What is being asked
Report only the number of lines holding "Luftfeuchtigkeit".

━━ Records for the task

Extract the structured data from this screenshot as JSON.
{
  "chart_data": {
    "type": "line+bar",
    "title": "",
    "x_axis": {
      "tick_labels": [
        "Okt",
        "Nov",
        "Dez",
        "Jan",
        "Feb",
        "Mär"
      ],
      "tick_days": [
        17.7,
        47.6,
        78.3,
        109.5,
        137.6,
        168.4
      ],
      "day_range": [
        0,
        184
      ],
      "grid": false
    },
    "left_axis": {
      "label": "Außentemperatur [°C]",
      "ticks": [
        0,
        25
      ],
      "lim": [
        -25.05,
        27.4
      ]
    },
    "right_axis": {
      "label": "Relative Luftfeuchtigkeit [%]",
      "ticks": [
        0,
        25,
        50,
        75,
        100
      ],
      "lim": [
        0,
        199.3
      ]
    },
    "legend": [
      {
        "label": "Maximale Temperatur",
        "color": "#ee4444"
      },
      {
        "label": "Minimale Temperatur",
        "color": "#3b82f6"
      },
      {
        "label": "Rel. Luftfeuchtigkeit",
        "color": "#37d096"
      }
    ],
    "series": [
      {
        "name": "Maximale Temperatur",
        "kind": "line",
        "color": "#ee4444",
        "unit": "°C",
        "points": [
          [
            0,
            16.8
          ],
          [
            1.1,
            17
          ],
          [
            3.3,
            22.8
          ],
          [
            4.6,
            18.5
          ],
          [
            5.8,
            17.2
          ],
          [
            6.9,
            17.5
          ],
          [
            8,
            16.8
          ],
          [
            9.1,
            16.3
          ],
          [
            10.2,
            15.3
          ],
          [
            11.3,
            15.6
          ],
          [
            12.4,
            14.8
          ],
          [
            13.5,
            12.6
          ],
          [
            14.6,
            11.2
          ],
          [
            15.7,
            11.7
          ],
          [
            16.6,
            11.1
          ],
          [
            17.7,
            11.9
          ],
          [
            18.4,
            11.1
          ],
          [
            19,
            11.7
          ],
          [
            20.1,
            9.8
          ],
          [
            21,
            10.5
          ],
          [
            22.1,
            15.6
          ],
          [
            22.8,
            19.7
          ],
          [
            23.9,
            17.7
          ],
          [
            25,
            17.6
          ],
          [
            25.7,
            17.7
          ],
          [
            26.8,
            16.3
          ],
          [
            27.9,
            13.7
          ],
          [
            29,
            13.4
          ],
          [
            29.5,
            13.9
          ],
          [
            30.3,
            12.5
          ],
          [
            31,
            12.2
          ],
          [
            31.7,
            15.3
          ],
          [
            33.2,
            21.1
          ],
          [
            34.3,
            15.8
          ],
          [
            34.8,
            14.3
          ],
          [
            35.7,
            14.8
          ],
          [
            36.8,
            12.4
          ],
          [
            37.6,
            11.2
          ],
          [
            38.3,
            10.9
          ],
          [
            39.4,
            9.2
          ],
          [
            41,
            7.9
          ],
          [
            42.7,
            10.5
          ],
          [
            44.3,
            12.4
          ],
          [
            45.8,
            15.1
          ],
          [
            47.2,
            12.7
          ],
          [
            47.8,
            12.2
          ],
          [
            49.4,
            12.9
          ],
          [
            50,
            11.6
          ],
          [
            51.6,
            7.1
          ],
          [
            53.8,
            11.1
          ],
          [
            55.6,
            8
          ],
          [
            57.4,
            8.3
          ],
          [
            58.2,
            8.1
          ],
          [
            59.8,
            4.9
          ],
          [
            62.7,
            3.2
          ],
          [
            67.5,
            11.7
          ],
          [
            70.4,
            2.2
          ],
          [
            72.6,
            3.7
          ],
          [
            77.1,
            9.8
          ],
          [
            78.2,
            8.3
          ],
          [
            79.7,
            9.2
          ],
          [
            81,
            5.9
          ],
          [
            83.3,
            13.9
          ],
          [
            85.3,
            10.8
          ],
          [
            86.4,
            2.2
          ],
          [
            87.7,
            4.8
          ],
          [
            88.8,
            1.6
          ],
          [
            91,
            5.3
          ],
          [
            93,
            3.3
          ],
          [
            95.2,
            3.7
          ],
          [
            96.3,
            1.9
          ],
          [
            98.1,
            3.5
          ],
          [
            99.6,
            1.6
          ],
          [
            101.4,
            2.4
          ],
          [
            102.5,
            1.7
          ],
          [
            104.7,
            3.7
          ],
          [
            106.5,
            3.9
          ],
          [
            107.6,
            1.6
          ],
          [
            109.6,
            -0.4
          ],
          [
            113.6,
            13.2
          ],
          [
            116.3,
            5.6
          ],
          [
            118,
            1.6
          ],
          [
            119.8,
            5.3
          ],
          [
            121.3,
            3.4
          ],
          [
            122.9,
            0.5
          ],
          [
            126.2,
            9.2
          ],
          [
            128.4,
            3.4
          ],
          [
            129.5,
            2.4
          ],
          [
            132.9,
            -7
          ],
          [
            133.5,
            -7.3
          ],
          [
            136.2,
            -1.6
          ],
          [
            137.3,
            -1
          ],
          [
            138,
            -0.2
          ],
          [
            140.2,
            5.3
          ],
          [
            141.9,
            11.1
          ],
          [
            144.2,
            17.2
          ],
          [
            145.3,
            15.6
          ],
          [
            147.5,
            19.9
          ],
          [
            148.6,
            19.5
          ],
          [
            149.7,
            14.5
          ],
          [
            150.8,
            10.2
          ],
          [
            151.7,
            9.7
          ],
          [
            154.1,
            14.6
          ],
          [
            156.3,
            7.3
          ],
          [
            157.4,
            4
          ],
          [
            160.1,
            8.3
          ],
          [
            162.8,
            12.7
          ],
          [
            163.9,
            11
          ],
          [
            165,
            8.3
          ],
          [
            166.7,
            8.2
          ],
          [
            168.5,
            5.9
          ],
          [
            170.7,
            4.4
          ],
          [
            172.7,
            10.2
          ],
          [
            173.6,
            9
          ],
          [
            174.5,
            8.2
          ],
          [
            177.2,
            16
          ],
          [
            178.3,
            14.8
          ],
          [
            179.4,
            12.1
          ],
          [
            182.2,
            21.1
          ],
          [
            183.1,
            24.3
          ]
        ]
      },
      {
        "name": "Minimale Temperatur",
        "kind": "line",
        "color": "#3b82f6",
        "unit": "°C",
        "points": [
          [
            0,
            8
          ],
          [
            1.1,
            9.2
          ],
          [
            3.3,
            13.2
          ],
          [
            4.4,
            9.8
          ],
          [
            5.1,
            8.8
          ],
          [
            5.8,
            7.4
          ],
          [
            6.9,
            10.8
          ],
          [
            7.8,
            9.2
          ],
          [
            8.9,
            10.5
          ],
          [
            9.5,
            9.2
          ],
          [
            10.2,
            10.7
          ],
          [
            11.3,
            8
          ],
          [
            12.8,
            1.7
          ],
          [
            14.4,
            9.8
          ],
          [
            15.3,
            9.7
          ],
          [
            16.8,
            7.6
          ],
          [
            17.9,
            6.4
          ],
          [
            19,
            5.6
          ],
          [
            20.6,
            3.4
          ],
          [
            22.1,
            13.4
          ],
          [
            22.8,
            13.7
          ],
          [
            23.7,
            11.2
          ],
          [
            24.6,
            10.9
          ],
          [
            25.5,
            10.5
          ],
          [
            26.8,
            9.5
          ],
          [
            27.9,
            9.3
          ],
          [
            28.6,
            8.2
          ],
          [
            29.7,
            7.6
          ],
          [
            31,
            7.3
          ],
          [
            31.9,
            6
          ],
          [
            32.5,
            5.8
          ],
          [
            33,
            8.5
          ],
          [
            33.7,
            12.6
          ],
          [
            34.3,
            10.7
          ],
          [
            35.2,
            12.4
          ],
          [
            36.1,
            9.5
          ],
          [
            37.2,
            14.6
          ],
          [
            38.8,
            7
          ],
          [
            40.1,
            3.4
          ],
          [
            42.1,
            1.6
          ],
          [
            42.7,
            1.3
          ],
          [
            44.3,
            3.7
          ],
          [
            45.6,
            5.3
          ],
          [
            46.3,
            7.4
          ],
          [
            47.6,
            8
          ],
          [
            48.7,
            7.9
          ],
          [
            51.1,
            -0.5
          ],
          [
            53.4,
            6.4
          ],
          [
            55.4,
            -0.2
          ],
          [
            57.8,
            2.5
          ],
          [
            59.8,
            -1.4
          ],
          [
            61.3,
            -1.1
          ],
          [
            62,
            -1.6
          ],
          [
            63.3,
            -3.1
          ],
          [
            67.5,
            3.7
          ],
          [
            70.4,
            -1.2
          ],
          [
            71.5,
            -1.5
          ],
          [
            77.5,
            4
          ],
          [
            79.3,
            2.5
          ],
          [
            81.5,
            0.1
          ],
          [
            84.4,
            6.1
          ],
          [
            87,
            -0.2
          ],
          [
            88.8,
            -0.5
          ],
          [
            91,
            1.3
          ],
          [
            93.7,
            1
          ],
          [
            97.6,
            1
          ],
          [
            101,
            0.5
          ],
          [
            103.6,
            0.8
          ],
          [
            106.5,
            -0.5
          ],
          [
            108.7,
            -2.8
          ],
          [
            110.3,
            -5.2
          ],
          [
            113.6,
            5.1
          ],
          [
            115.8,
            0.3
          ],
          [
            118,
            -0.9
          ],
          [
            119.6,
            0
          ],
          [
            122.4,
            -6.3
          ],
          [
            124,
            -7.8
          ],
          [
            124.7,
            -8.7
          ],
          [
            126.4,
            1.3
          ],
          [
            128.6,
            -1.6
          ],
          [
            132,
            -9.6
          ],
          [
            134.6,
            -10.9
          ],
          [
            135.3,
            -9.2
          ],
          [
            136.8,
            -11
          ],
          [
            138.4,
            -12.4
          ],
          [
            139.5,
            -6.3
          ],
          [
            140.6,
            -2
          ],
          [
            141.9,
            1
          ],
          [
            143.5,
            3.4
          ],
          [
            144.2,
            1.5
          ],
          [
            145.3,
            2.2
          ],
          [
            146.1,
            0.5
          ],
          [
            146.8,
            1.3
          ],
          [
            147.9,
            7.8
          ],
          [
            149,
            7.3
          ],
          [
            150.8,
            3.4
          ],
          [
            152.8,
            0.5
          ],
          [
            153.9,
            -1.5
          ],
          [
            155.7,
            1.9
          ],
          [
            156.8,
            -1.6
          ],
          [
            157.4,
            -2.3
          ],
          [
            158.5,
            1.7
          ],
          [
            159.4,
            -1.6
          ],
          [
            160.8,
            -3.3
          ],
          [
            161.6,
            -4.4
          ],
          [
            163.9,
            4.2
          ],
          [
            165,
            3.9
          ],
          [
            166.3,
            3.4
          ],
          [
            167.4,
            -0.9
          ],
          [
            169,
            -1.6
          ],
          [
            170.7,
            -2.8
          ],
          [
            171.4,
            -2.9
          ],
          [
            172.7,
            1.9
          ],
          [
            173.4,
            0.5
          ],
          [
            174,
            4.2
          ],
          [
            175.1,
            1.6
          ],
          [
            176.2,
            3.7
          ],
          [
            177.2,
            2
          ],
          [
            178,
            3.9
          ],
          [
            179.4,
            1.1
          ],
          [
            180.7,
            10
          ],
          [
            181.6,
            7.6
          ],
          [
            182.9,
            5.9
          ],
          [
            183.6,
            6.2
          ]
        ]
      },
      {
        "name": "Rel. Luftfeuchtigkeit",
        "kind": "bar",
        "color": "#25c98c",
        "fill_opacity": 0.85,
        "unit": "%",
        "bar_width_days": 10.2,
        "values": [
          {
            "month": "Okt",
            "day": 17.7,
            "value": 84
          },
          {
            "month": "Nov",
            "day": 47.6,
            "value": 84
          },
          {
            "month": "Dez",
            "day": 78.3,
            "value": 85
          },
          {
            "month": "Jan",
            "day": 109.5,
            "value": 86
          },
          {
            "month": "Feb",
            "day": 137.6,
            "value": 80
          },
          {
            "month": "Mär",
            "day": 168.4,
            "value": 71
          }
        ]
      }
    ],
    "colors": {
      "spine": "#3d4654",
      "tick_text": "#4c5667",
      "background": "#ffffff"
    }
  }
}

━━━━

Task output
3